**Written task**
All of the material should be reproduced exactly, with pictures left out.
++++ Source data
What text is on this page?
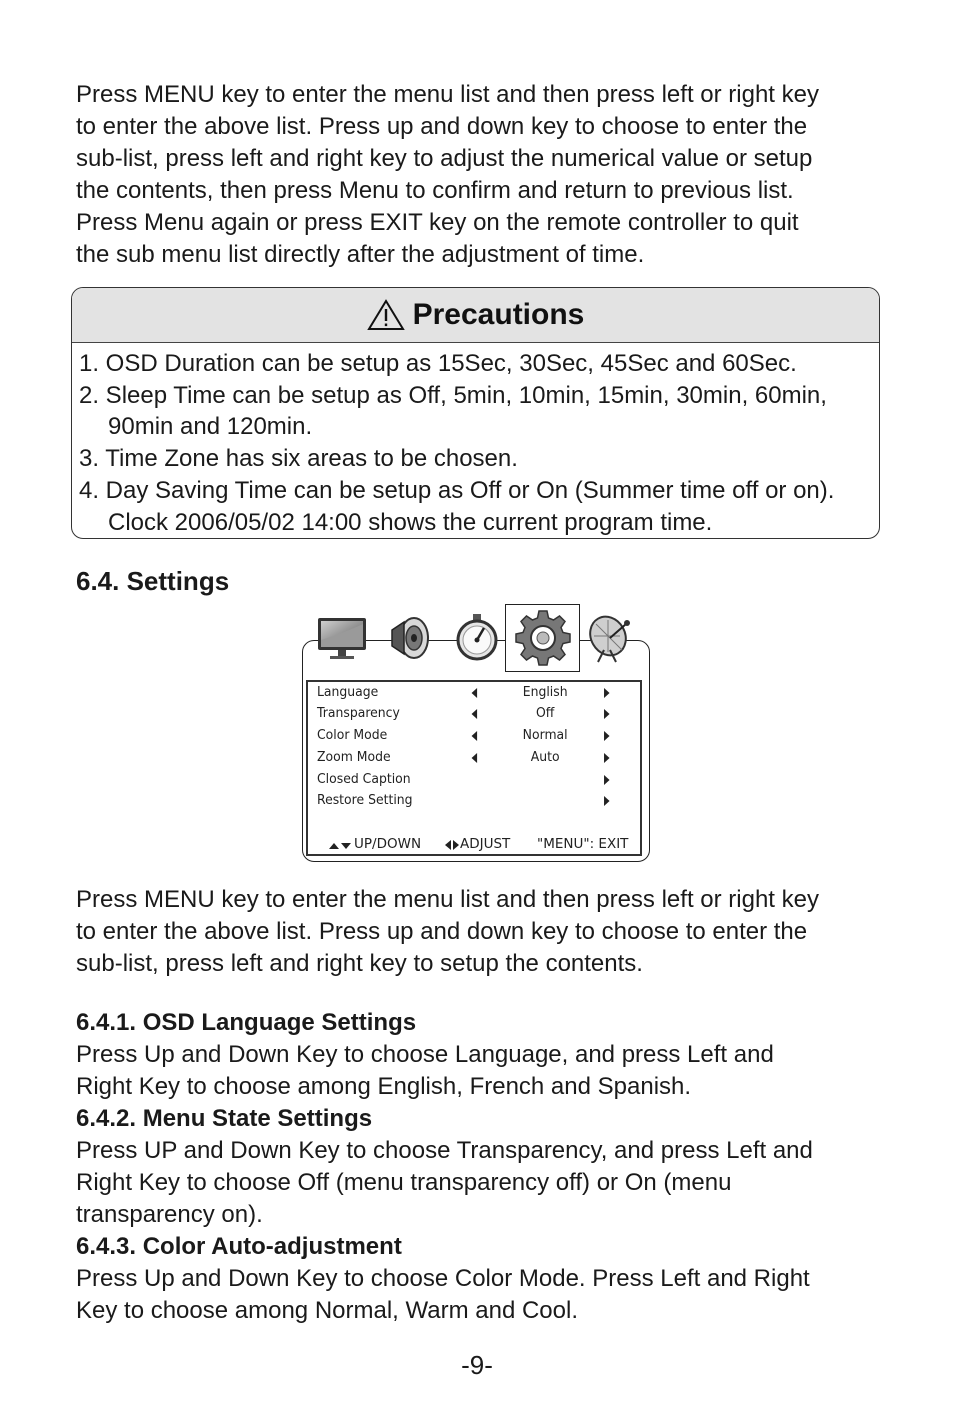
Press MENU key to enter the menu list and then press left or right key
to enter the above list. Press up and down key to choose to enter the
sub-list, press left and right key to adjust the numerical value or setup
the contents, then press Menu to confirm and return to previous list.
Press Menu again or press EXIT key on the remote controller to quit
the sub menu list directly after the adjustment of time.

Precautions
1. OSD Duration can be setup as 15Sec, 30Sec, 45Sec and 60Sec.
2. Sleep Time can be setup as Off, 5min, 10min, 15min, 30min, 60min,
90min and 120min.
3. Time Zone has six areas to be chosen.
4. Day Saving Time can be setup as Off or On (Summer time off or on).
Clock 2006/05/02 14:00 shows the current program time.
6.4. Settings
Language	English
Transparency	Off
Color Mode	Normal
Zoom Mode	Auto
Closed Caption
Restore Setting
UP/DOWN	ADJUST "MENU": EXIT

Press MENU key to enter the menu list and then press left or right key
to enter the above list. Press up and down key to choose to enter the
sub-list, press left and right key to setup the contents.

6.4.1. OSD Language Settings
Press Up and Down Key to choose Language, and press Left and
Right Key to choose among English, French and Spanish.
6.4.2. Menu State Settings
Press UP and Down Key to choose Transparency, and press Left and
Right Key to choose Off (menu transparency off) or On (menu
transparency on).
6.4.3. Color Auto-adjustment
Press Up and Down Key to choose Color Mode. Press Left and Right
Key to choose among Normal, Warm and Cool.
-9-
++++++++
**Written response**
What text is on this page?
Press MENU key to enter the menu list and then press left or right key
to enter the above list. Press up and down key to choose to enter the
sub-list, press left and right key to adjust the numerical value or setup
the contents, then press Menu to confirm and return to previous list.
Press Menu again or press EXIT key on the remote controller to quit
the sub menu list directly after the adjustment of time.

Precautions
1. OSD Duration can be setup as 15Sec, 30Sec, 45Sec and 60Sec.
2. Sleep Time can be setup as Off, 5min, 10min, 15min, 30min, 60min,
90min and 120min.
3. Time Zone has six areas to be chosen.
4. Day Saving Time can be setup as Off or On (Summer time off or on).
Clock 2006/05/02 14:00 shows the current program time.
6.4. Settings
Language	English
Transparency	Off
Color Mode	Normal
Zoom Mode	Auto
Closed Caption
Restore Setting
UP/DOWN	ADJUST "MENU": EXIT

Press MENU key to enter the menu list and then press left or right key
to enter the above list. Press up and down key to choose to enter the
sub-list, press left and right key to setup the contents.

6.4.1. OSD Language Settings
Press Up and Down Key to choose Language, and press Left and
Right Key to choose among English, French and Spanish.
6.4.2. Menu State Settings
Press UP and Down Key to choose Transparency, and press Left and
Right Key to choose Off (menu transparency off) or On (menu
transparency on).
6.4.3. Color Auto-adjustment
Press Up and Down Key to choose Color Mode. Press Left and Right
Key to choose among Normal, Warm and Cool.
-9-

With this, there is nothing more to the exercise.